- **AVAILABLE DATA**
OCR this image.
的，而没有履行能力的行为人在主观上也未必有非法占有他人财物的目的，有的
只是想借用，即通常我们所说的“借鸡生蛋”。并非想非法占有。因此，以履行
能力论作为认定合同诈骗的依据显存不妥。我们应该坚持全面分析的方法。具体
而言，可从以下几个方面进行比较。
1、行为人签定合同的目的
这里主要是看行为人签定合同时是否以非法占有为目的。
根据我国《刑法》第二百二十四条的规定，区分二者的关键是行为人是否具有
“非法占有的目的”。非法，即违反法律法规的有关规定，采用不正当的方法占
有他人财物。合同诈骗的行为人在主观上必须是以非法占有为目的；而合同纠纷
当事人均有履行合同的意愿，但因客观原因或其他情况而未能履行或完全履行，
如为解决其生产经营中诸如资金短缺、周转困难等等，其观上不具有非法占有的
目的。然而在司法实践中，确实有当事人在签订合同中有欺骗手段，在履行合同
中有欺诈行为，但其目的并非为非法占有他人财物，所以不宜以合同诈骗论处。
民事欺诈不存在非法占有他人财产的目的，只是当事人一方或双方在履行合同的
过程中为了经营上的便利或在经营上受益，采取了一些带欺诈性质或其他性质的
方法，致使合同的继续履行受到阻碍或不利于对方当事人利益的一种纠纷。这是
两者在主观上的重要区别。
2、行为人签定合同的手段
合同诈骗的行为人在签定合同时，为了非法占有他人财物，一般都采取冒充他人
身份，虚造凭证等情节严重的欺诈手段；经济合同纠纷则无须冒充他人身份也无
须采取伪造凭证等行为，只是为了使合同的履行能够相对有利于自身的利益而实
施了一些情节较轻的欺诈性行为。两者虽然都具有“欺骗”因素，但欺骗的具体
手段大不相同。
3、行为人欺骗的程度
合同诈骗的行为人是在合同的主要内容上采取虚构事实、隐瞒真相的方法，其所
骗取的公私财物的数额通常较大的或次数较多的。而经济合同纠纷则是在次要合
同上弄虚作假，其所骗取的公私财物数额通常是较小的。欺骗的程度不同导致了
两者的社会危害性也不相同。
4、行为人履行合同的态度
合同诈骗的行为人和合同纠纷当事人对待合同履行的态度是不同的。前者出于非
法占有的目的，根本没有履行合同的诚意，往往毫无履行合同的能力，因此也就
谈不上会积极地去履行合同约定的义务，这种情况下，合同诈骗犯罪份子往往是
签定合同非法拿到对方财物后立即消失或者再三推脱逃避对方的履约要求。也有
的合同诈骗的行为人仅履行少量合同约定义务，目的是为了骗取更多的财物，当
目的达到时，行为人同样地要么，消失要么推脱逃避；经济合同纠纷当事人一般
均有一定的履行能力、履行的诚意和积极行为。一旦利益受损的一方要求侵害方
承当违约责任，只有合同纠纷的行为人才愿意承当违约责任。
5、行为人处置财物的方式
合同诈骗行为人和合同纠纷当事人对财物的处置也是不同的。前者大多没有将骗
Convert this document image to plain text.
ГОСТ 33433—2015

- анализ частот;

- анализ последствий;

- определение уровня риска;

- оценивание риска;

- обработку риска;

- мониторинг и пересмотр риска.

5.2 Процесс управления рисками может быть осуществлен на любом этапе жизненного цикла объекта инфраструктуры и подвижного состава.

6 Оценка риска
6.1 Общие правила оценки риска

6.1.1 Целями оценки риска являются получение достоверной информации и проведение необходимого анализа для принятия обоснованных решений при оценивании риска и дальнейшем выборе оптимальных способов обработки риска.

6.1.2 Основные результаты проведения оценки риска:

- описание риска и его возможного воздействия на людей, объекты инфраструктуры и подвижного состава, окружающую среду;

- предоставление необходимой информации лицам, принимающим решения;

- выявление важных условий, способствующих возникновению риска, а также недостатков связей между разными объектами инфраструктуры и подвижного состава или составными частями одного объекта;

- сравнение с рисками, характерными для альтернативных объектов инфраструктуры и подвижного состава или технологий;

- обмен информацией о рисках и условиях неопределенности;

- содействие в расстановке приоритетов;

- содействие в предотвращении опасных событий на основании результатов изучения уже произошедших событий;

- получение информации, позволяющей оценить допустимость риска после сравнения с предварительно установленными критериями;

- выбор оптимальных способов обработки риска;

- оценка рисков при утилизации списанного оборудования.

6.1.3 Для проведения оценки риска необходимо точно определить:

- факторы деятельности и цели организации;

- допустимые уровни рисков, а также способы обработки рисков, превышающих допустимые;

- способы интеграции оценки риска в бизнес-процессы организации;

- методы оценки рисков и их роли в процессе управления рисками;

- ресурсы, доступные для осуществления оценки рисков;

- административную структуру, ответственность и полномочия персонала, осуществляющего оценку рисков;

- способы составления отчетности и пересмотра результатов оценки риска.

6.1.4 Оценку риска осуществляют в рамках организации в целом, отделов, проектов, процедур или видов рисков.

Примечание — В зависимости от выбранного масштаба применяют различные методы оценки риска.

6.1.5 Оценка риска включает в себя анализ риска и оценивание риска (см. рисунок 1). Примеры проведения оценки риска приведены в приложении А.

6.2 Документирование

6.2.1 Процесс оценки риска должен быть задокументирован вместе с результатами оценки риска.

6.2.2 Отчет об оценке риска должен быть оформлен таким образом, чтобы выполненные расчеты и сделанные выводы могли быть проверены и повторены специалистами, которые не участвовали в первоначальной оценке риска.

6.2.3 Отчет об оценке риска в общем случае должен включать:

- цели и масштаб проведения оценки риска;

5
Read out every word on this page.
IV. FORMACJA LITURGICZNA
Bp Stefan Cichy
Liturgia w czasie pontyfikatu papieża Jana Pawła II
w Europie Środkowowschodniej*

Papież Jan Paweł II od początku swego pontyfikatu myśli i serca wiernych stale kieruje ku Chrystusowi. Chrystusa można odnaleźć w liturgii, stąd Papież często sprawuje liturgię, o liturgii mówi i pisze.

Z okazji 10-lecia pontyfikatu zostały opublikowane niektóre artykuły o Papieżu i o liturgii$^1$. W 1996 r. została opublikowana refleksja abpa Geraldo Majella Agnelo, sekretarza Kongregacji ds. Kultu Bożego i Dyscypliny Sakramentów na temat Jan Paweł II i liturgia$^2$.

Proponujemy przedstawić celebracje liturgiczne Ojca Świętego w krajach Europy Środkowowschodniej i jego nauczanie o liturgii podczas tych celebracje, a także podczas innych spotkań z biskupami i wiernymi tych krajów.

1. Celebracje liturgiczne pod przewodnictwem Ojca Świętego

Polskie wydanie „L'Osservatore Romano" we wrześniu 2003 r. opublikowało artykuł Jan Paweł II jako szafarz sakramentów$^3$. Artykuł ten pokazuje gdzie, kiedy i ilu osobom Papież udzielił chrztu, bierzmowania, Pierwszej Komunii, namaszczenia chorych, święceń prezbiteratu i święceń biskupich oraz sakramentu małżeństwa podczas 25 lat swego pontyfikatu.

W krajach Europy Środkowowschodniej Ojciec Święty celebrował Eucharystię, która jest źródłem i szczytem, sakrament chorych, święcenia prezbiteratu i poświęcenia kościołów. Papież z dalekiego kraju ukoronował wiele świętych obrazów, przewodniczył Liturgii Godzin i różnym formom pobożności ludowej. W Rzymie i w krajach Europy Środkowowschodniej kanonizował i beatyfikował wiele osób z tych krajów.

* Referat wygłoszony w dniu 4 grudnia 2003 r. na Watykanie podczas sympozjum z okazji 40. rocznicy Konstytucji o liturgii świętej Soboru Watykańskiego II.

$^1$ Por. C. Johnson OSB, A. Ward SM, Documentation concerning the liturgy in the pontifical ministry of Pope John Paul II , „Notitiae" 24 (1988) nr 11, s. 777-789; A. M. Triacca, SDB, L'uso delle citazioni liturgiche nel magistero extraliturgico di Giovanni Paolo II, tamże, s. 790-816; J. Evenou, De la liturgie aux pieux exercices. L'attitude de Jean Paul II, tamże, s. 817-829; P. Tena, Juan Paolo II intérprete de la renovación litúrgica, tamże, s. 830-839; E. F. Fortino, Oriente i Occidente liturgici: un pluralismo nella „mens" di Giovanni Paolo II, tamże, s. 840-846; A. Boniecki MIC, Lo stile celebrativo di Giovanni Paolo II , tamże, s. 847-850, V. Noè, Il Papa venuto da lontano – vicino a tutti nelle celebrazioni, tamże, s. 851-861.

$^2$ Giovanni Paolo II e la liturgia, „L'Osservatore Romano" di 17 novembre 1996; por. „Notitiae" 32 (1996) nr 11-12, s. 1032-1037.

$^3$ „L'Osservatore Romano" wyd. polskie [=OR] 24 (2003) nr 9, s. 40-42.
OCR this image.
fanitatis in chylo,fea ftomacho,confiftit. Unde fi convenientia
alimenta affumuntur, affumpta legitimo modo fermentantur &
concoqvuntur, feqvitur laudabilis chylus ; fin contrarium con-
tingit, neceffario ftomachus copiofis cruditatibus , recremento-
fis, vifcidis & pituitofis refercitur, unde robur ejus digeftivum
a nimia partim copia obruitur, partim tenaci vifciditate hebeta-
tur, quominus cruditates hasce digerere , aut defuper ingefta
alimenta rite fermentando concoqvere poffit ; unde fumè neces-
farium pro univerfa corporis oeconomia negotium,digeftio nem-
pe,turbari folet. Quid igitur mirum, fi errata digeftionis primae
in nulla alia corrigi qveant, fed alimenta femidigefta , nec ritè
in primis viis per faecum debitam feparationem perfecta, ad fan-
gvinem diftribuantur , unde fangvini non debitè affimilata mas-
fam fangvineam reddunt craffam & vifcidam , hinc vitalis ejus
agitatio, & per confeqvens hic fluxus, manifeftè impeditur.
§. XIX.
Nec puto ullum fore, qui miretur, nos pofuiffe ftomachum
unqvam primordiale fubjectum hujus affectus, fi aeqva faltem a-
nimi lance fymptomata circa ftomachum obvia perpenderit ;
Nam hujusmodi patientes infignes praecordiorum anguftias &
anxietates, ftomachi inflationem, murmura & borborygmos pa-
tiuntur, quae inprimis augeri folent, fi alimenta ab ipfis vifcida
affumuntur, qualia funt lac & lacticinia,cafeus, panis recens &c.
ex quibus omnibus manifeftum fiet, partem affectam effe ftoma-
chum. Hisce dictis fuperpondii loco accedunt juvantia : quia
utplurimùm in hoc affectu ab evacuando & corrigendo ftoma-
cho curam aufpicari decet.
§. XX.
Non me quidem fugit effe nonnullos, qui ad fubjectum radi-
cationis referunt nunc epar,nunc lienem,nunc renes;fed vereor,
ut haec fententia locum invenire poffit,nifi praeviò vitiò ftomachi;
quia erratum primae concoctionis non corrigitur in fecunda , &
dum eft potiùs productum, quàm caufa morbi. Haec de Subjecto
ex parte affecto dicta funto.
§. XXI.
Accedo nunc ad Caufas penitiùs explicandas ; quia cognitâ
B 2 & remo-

- **EXERCISE**
Looking at the material above, count the lines containing the string "подвижного" and reply with the count alone.

- **CORRECT RESULT**
4